Written exercise — Write out the whole listing word for word.

Task input —
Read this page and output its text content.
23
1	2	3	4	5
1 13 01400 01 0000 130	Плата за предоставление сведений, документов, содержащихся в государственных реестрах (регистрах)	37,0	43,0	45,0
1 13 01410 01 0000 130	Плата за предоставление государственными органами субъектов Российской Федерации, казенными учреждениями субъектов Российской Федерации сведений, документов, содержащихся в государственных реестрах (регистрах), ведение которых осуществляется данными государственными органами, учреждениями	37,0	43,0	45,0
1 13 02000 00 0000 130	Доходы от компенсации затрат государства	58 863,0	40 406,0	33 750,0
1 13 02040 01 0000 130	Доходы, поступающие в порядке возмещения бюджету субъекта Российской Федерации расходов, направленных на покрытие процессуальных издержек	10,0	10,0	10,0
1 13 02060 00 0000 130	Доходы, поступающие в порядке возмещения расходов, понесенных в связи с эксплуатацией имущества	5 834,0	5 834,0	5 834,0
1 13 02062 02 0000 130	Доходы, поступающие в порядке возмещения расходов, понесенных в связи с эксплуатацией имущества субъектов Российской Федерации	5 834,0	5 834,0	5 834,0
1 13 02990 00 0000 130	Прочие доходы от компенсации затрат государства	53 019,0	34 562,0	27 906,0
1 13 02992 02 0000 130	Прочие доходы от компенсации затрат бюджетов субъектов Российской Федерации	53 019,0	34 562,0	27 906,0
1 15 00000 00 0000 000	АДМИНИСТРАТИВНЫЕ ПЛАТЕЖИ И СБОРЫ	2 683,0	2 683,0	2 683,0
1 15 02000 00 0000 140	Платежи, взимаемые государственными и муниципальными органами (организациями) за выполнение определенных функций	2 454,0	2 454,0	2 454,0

Answer —
Read this page and output its text content.
23
1	2	3	4	5
1 13 01400 01 0000 130	Плата за предоставление сведений, документов, содержащихся в государственных реестрах (регистрах)	37,0	43,0	45,0
1 13 01410 01 0000 130	Плата за предоставление государственными органами субъектов Российской Федерации, казенными учреждениями субъектов Российской Федерации сведений, документов, содержащихся в государственных реестрах (регистрах), ведение которых осуществляется данными государственными органами, учреждениями	37,0	43,0	45,0
1 13 02000 00 0000 130	Доходы от компенсации затрат государства	58 863,0	40 406,0	33 750,0
1 13 02040 01 0000 130	Доходы, поступающие в порядке возмещения бюджету субъекта Российской Федерации расходов, направленных на покрытие процессуальных издержек	10,0	10,0	10,0
1 13 02060 00 0000 130	Доходы, поступающие в порядке возмещения расходов, понесенных в связи с эксплуатацией имущества	5 834,0	5 834,0	5 834,0
1 13 02062 02 0000 130	Доходы, поступающие в порядке возмещения расходов, понесенных в связи с эксплуатацией имущества субъектов Российской Федерации	5 834,0	5 834,0	5 834,0
1 13 02990 00 0000 130	Прочие доходы от компенсации затрат государства	53 019,0	34 562,0	27 906,0
1 13 02992 02 0000 130	Прочие доходы от компенсации затрат бюджетов субъектов Российской Федерации	53 019,0	34 562,0	27 906,0
1 15 00000 00 0000 000	АДМИНИСТРАТИВНЫЕ ПЛАТЕЖИ И СБОРЫ	2 683,0	2 683,0	2 683,0
1 15 02000 00 0000 140	Платежи, взимаемые государственными и муниципальными органами (организациями) за выполнение определенных функций	2 454,0	2 454,0	2 454,0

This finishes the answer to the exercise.